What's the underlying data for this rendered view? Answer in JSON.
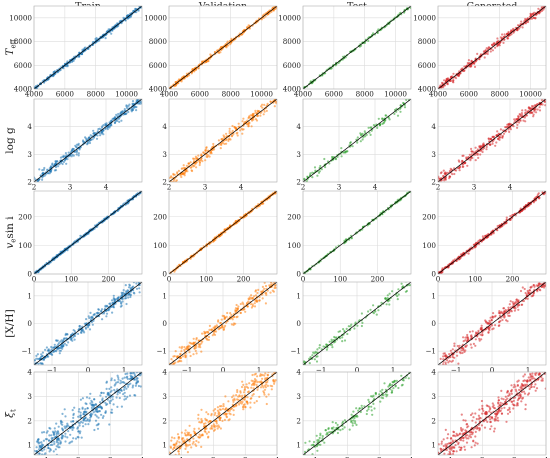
{
  "chart_data": {
    "type": "scatter",
    "columns": [
      {
        "title": "Train",
        "color": "#1f77b4"
      },
      {
        "title": "Validation",
        "color": "#ff7f0e"
      },
      {
        "title": "Test",
        "color": "#2ca02c"
      },
      {
        "title": "Generated",
        "color": "#d62728"
      }
    ],
    "line_color": "#000000",
    "rows": [
      {
        "label": "T_eff",
        "label_main": "T",
        "label_sub": "eff",
        "xlim": [
          4000,
          11000
        ],
        "ylim": [
          4000,
          11000
        ],
        "xticks": [
          4000,
          6000,
          8000,
          10000
        ],
        "yticks": [
          4000,
          6000,
          8000,
          10000
        ],
        "scatter": [
          0.012,
          0.012,
          0.01,
          0.02
        ],
        "counts": [
          330,
          280,
          130,
          300
        ]
      },
      {
        "label": "log g",
        "label_main": "log g",
        "label_sub": "",
        "xlim": [
          2,
          5
        ],
        "ylim": [
          2,
          5
        ],
        "xticks": [
          2,
          3,
          4
        ],
        "yticks": [
          2,
          3,
          4
        ],
        "scatter": [
          0.03,
          0.035,
          0.025,
          0.035
        ],
        "counts": [
          330,
          280,
          130,
          300
        ]
      },
      {
        "label": "v_e sin i",
        "label_main": "v",
        "label_sub": "e",
        "label_tail": "sin i",
        "xlim": [
          0,
          290
        ],
        "ylim": [
          0,
          290
        ],
        "xticks": [
          0,
          100,
          200
        ],
        "yticks": [
          0,
          100,
          200
        ],
        "scatter": [
          0.008,
          0.008,
          0.008,
          0.012
        ],
        "counts": [
          330,
          280,
          130,
          300
        ]
      },
      {
        "label": "[X/H]",
        "label_main": "[X/H]",
        "label_sub": "",
        "xlim": [
          -1.5,
          1.5
        ],
        "ylim": [
          -1.5,
          1.5
        ],
        "xticks": [
          -1,
          0,
          1
        ],
        "yticks": [
          -1,
          0,
          1
        ],
        "scatter": [
          0.04,
          0.05,
          0.035,
          0.05
        ],
        "counts": [
          330,
          280,
          130,
          300
        ]
      },
      {
        "label": "ξ_t",
        "label_main": "ξ",
        "label_sub": "t",
        "xlim": [
          0.6,
          4
        ],
        "ylim": [
          0.6,
          4
        ],
        "xticks": [
          1,
          2,
          3,
          4
        ],
        "yticks": [
          1,
          2,
          3,
          4
        ],
        "scatter": [
          0.1,
          0.09,
          0.05,
          0.09
        ],
        "counts": [
          450,
          380,
          170,
          420
        ]
      }
    ]
  }
}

····················

Exercise requirements: Take the records above and transcribe them exactly, dropping every picture.

Final result:
What's the underlying data for this rendered view? Answer in JSON.
{
  "chart_data": {
    "type": "scatter",
    "columns": [
      {
        "title": "Train",
        "color": "#1f77b4"
      },
      {
        "title": "Validation",
        "color": "#ff7f0e"
      },
      {
        "title": "Test",
        "color": "#2ca02c"
      },
      {
        "title": "Generated",
        "color": "#d62728"
      }
    ],
    "line_color": "#000000",
    "rows": [
      {
        "label": "T_eff",
        "label_main": "T",
        "label_sub": "eff",
        "xlim": [
          4000,
          11000
        ],
        "ylim": [
          4000,
          11000
        ],
        "xticks": [
          4000,
          6000,
          8000,
          10000
        ],
        "yticks": [
          4000,
          6000,
          8000,
          10000
        ],
        "scatter": [
          0.012,
          0.012,
          0.01,
          0.02
        ],
        "counts": [
          330,
          280,
          130,
          300
        ]
      },
      {
        "label": "log g",
        "label_main": "log g",
        "label_sub": "",
        "xlim": [
          2,
          5
        ],
        "ylim": [
          2,
          5
        ],
        "xticks": [
          2,
          3,
          4
        ],
        "yticks": [
          2,
          3,
          4
        ],
        "scatter": [
          0.03,
          0.035,
          0.025,
          0.035
        ],
        "counts": [
          330,
          280,
          130,
          300
        ]
      },
      {
        "label": "v_e sin i",
        "label_main": "v",
        "label_sub": "e",
        "label_tail": "sin i",
        "xlim": [
          0,
          290
        ],
        "ylim": [
          0,
          290
        ],
        "xticks": [
          0,
          100,
          200
        ],
        "yticks": [
          0,
          100,
          200
        ],
        "scatter": [
          0.008,
          0.008,
          0.008,
          0.012
        ],
        "counts": [
          330,
          280,
          130,
          300
        ]
      },
      {
        "label": "[X/H]",
        "label_main": "[X/H]",
        "label_sub": "",
        "xlim": [
          -1.5,
          1.5
        ],
        "ylim": [
          -1.5,
          1.5
        ],
        "xticks": [
          -1,
          0,
          1
        ],
        "yticks": [
          -1,
          0,
          1
        ],
        "scatter": [
          0.04,
          0.05,
          0.035,
          0.05
        ],
        "counts": [
          330,
          280,
          130,
          300
        ]
      },
      {
        "label": "ξ_t",
        "label_main": "ξ",
        "label_sub": "t",
        "xlim": [
          0.6,
          4
        ],
        "ylim": [
          0.6,
          4
        ],
        "xticks": [
          1,
          2,
          3,
          4
        ],
        "yticks": [
          1,
          2,
          3,
          4
        ],
        "scatter": [
          0.1,
          0.09,
          0.05,
          0.09
        ],
        "counts": [
          450,
          380,
          170,
          420
        ]
      }
    ]
  }
}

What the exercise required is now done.